* BEGIN Records provided *

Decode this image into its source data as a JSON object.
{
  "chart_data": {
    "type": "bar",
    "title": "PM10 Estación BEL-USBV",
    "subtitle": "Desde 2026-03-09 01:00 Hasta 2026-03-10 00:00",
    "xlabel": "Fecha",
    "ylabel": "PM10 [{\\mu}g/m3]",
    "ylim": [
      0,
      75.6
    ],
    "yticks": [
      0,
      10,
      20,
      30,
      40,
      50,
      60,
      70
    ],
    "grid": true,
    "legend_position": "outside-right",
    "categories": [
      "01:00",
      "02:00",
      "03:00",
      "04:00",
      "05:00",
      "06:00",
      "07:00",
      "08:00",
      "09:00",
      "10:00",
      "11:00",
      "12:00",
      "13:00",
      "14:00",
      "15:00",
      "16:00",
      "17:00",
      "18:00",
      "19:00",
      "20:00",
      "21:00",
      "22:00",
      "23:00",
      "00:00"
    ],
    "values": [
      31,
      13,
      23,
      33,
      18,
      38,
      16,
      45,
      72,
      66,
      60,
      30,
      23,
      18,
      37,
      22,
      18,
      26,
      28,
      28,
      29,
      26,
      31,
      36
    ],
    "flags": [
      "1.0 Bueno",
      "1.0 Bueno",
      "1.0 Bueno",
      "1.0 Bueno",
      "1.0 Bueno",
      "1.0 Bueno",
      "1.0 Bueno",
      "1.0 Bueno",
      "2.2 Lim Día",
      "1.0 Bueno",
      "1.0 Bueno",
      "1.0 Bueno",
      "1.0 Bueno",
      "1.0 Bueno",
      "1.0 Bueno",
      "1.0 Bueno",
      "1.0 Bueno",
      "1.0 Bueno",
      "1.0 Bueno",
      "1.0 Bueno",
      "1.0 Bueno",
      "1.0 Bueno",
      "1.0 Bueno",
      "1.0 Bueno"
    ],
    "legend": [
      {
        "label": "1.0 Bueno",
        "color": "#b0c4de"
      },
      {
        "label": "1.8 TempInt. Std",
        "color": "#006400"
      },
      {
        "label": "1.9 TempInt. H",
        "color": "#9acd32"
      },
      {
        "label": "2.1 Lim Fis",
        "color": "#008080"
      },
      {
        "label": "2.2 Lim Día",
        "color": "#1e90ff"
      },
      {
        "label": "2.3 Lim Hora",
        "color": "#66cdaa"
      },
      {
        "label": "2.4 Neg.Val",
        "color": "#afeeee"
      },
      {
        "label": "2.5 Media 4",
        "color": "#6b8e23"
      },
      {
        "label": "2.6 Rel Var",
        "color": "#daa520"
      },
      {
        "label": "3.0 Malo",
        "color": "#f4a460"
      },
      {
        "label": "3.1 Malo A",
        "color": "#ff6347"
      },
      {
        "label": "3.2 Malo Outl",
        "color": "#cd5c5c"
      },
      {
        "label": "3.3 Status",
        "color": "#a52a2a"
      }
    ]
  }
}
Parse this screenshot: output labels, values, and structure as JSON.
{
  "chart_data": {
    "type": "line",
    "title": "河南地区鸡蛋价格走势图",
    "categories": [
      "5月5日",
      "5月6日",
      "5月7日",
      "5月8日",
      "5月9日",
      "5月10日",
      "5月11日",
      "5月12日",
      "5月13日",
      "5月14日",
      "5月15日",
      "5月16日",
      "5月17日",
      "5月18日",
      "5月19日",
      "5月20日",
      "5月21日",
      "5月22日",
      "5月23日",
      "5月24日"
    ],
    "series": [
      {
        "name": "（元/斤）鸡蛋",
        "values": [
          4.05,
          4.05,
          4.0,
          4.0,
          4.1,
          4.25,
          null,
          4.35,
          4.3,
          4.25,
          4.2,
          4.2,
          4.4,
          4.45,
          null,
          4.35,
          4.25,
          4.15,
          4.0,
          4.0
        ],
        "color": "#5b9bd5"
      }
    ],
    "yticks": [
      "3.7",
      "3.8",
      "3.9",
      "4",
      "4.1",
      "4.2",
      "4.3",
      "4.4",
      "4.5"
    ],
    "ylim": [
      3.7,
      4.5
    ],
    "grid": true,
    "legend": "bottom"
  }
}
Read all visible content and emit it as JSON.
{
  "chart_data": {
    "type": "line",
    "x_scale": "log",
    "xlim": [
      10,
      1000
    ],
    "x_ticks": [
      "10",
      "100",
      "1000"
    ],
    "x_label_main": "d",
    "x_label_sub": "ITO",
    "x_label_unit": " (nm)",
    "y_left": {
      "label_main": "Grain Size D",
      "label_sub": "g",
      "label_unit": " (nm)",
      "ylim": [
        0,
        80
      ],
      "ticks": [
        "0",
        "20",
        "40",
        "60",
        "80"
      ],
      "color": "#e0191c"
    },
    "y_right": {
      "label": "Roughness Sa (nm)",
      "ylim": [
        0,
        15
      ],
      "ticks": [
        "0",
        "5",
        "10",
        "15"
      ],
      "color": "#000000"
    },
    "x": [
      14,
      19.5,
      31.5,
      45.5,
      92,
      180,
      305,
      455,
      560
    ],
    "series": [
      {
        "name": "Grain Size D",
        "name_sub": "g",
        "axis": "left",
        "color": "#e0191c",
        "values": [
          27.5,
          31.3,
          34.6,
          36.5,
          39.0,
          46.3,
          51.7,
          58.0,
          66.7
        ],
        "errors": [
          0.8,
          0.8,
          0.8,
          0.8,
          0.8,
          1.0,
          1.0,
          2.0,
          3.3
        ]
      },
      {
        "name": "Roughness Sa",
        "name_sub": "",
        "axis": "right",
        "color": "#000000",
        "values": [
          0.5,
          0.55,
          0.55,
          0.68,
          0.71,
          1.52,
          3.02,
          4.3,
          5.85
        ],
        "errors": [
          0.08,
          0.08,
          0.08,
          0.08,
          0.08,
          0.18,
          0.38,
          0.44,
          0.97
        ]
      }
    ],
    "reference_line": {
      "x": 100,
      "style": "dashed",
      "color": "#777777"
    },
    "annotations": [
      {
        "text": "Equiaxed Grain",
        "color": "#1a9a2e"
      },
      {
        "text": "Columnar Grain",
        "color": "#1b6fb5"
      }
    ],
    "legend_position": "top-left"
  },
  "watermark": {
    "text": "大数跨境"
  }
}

* END Records provided *

**Work to complete**
From the records above, pick out and copy each line holding the word "text".

**Expected output**
        "text": "Equiaxed Grain",
        "text": "Columnar Grain",
    "text": "大数跨境"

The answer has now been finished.